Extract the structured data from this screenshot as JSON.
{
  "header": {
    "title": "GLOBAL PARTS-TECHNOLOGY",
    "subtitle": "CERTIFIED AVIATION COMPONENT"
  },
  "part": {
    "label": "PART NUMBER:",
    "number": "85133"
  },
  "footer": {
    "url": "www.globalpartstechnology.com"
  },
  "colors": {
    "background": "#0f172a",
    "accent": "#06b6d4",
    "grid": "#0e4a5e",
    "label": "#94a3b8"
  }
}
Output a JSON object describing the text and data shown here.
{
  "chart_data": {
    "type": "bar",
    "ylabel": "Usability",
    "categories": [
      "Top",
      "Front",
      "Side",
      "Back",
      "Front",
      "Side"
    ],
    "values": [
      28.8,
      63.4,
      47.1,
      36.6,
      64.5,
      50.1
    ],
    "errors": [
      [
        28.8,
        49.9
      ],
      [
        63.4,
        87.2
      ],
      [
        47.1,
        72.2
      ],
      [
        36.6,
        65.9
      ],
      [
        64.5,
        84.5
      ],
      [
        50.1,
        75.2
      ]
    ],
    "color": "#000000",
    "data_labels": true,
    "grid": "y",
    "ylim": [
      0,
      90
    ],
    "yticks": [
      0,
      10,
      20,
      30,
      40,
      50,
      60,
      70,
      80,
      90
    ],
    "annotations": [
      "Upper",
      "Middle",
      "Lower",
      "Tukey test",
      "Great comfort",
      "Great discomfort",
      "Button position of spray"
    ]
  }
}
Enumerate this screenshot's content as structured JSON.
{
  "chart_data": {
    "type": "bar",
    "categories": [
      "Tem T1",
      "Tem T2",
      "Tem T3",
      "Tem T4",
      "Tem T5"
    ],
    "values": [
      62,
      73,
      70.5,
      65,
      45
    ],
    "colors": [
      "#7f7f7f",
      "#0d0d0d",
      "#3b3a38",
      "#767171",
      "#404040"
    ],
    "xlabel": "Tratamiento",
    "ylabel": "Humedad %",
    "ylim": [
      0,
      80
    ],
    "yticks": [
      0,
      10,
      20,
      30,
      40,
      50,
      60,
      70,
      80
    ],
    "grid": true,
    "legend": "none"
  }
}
○ ○ ○ ○
Here, the records must be output exactly and in full.

### [Full response]
Extract the structured data from this screenshot as JSON.
{
  "header": {
    "title": "GLOBAL PARTS-TECHNOLOGY",
    "subtitle": "CERTIFIED AVIATION COMPONENT"
  },
  "part": {
    "label": "PART NUMBER:",
    "number": "85133"
  },
  "footer": {
    "url": "www.globalpartstechnology.com"
  },
  "colors": {
    "background": "#0f172a",
    "accent": "#06b6d4",
    "grid": "#0e4a5e",
    "label": "#94a3b8"
  }
}
Output a JSON object describing the text and data shown here.
{
  "chart_data": {
    "type": "bar",
    "ylabel": "Usability",
    "categories": [
      "Top",
      "Front",
      "Side",
      "Back",
      "Front",
      "Side"
    ],
    "values": [
      28.8,
      63.4,
      47.1,
      36.6,
      64.5,
      50.1
    ],
    "errors": [
      [
        28.8,
        49.9
      ],
      [
        63.4,
        87.2
      ],
      [
        47.1,
        72.2
      ],
      [
        36.6,
        65.9
      ],
      [
        64.5,
        84.5
      ],
      [
        50.1,
        75.2
      ]
    ],
    "color": "#000000",
    "data_labels": true,
    "grid": "y",
    "ylim": [
      0,
      90
    ],
    "yticks": [
      0,
      10,
      20,
      30,
      40,
      50,
      60,
      70,
      80,
      90
    ],
    "annotations": [
      "Upper",
      "Middle",
      "Lower",
      "Tukey test",
      "Great comfort",
      "Great discomfort",
      "Button position of spray"
    ]
  }
}
Enumerate this screenshot's content as structured JSON.
{
  "chart_data": {
    "type": "bar",
    "categories": [
      "Tem T1",
      "Tem T2",
      "Tem T3",
      "Tem T4",
      "Tem T5"
    ],
    "values": [
      62,
      73,
      70.5,
      65,
      45
    ],
    "colors": [
      "#7f7f7f",
      "#0d0d0d",
      "#3b3a38",
      "#767171",
      "#404040"
    ],
    "xlabel": "Tratamiento",
    "ylabel": "Humedad %",
    "ylim": [
      0,
      80
    ],
    "yticks": [
      0,
      10,
      20,
      30,
      40,
      50,
      60,
      70,
      80
    ],
    "grid": true,
    "legend": "none"
  }
}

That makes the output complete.